§ Dataset entries:
◇ ◇ ◇ ◇ ◇
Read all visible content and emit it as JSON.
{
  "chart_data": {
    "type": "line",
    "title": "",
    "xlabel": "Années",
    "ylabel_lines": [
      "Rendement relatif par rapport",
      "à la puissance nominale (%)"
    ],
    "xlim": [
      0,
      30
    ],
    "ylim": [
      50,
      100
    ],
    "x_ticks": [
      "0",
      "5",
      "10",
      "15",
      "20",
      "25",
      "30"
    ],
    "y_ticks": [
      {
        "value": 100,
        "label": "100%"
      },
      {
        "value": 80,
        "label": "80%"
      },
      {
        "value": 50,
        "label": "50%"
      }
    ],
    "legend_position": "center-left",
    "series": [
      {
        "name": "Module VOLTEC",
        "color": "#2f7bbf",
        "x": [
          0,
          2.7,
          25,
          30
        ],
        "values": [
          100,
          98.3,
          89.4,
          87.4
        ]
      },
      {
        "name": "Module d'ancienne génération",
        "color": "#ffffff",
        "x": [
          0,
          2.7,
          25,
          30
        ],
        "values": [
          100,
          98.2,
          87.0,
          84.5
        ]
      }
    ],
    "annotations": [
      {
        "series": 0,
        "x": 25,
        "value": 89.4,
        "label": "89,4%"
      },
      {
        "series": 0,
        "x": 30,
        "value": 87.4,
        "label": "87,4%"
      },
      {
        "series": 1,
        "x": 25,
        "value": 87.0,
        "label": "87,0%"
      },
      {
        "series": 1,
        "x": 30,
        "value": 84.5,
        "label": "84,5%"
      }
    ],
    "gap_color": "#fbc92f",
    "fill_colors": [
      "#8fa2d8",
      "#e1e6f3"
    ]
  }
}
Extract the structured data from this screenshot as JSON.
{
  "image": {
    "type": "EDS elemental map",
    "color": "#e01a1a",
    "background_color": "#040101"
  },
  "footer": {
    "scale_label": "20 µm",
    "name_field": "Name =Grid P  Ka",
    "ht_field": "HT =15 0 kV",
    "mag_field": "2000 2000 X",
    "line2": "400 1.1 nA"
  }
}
◇ ◇ ◇ ◇ ◇
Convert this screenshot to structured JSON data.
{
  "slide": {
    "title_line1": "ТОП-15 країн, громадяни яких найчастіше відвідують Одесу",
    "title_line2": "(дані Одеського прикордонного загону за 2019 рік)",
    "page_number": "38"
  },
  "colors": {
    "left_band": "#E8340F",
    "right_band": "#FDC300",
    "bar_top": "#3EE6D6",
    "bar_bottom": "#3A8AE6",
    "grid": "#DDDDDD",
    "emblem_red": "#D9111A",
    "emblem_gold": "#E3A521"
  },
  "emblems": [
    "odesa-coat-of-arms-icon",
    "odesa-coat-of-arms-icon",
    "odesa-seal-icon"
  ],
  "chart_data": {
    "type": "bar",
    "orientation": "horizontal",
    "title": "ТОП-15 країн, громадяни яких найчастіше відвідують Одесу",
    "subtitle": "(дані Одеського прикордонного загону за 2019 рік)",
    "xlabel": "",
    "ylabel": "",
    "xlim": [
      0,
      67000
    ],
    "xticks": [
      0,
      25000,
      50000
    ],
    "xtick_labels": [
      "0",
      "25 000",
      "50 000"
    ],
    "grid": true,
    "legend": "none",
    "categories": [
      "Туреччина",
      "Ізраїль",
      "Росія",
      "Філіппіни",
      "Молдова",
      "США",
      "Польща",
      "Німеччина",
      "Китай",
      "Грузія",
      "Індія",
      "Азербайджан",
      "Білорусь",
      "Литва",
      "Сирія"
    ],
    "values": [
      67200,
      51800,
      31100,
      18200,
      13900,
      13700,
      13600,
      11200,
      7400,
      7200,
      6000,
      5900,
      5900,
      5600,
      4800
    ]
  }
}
◇ ◇ ◇ ◇ ◇
Track down every line with the word "відвідують" and copy it.

§ Task response:
    "title_line1": "ТОП-15 країн, громадяни яких найчастіше відвідують Одесу",
    "title": "ТОП-15 країн, громадяни яких найчастіше відвідують Одесу",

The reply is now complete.